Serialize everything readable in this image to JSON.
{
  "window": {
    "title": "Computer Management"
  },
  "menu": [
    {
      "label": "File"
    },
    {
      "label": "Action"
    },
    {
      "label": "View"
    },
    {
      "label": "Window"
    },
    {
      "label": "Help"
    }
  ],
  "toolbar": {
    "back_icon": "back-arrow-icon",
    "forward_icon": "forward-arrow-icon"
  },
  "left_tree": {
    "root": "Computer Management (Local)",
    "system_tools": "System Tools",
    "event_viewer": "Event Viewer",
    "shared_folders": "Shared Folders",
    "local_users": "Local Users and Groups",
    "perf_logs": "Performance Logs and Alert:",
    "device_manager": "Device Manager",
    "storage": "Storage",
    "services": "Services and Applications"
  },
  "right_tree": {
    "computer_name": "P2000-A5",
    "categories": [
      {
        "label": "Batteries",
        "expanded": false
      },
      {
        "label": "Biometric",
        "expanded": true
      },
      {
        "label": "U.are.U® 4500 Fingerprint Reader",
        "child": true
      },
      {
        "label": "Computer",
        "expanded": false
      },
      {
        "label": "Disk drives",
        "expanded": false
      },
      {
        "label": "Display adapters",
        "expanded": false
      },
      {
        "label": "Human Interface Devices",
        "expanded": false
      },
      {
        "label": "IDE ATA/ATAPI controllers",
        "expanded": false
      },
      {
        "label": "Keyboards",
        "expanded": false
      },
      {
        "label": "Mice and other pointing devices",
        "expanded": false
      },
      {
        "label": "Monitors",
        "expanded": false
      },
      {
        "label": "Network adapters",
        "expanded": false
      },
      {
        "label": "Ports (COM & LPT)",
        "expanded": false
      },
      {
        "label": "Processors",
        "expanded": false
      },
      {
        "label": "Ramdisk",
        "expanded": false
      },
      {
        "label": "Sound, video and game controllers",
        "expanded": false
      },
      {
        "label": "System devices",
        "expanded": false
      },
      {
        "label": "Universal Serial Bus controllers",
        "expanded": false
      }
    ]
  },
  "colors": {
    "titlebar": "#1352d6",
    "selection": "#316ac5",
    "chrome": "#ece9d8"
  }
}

- [YOUR INSTRUCTIONS]: Take every line from the data that contains the word "icon".

- [WORKED ANSWER]:
    "back_icon": "back-arrow-icon",
    "forward_icon": "forward-arrow-icon"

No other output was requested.